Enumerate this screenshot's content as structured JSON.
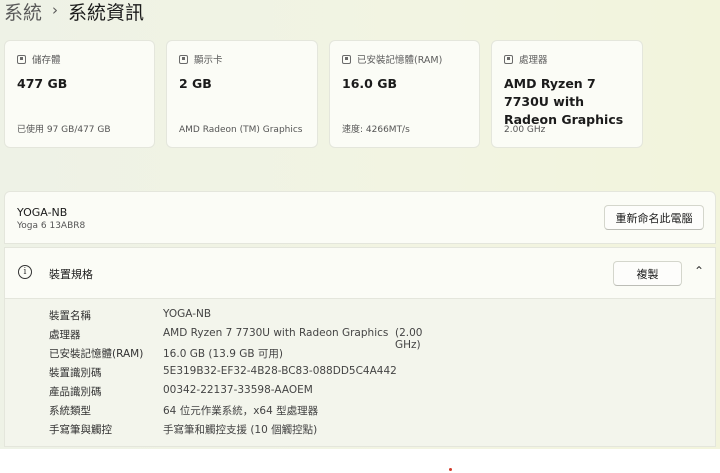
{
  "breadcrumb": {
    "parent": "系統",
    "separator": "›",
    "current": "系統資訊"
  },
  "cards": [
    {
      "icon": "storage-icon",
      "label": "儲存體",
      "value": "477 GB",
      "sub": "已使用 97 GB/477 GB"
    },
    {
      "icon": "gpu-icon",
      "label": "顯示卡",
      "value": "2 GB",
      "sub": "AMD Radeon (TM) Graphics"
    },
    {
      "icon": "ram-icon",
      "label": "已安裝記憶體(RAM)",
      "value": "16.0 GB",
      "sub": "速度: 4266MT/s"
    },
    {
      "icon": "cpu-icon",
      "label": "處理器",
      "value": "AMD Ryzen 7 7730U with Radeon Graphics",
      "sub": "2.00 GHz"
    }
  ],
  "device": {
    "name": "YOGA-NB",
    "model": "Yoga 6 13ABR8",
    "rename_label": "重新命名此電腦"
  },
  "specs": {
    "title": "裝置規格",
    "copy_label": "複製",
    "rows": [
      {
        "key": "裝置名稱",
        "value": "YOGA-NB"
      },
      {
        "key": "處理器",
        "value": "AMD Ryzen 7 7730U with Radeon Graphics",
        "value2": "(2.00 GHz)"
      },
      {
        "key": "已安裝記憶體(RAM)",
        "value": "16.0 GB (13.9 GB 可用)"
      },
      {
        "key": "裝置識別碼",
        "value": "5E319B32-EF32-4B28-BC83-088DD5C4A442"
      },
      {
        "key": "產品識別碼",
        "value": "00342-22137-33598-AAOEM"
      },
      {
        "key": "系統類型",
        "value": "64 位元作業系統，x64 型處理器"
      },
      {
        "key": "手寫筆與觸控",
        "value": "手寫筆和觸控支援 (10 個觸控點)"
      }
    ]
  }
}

★ ★ ★ ★

Stated exercise ::
Copy the material above exactly and drop the pictures.

Output for this task ::
Enumerate this screenshot's content as structured JSON.
{
  "breadcrumb": {
    "parent": "系統",
    "separator": "›",
    "current": "系統資訊"
  },
  "cards": [
    {
      "icon": "storage-icon",
      "label": "儲存體",
      "value": "477 GB",
      "sub": "已使用 97 GB/477 GB"
    },
    {
      "icon": "gpu-icon",
      "label": "顯示卡",
      "value": "2 GB",
      "sub": "AMD Radeon (TM) Graphics"
    },
    {
      "icon": "ram-icon",
      "label": "已安裝記憶體(RAM)",
      "value": "16.0 GB",
      "sub": "速度: 4266MT/s"
    },
    {
      "icon": "cpu-icon",
      "label": "處理器",
      "value": "AMD Ryzen 7 7730U with Radeon Graphics",
      "sub": "2.00 GHz"
    }
  ],
  "device": {
    "name": "YOGA-NB",
    "model": "Yoga 6 13ABR8",
    "rename_label": "重新命名此電腦"
  },
  "specs": {
    "title": "裝置規格",
    "copy_label": "複製",
    "rows": [
      {
        "key": "裝置名稱",
        "value": "YOGA-NB"
      },
      {
        "key": "處理器",
        "value": "AMD Ryzen 7 7730U with Radeon Graphics",
        "value2": "(2.00 GHz)"
      },
      {
        "key": "已安裝記憶體(RAM)",
        "value": "16.0 GB (13.9 GB 可用)"
      },
      {
        "key": "裝置識別碼",
        "value": "5E319B32-EF32-4B28-BC83-088DD5C4A442"
      },
      {
        "key": "產品識別碼",
        "value": "00342-22137-33598-AAOEM"
      },
      {
        "key": "系統類型",
        "value": "64 位元作業系統，x64 型處理器"
      },
      {
        "key": "手寫筆與觸控",
        "value": "手寫筆和觸控支援 (10 個觸控點)"
      }
    ]
  }
}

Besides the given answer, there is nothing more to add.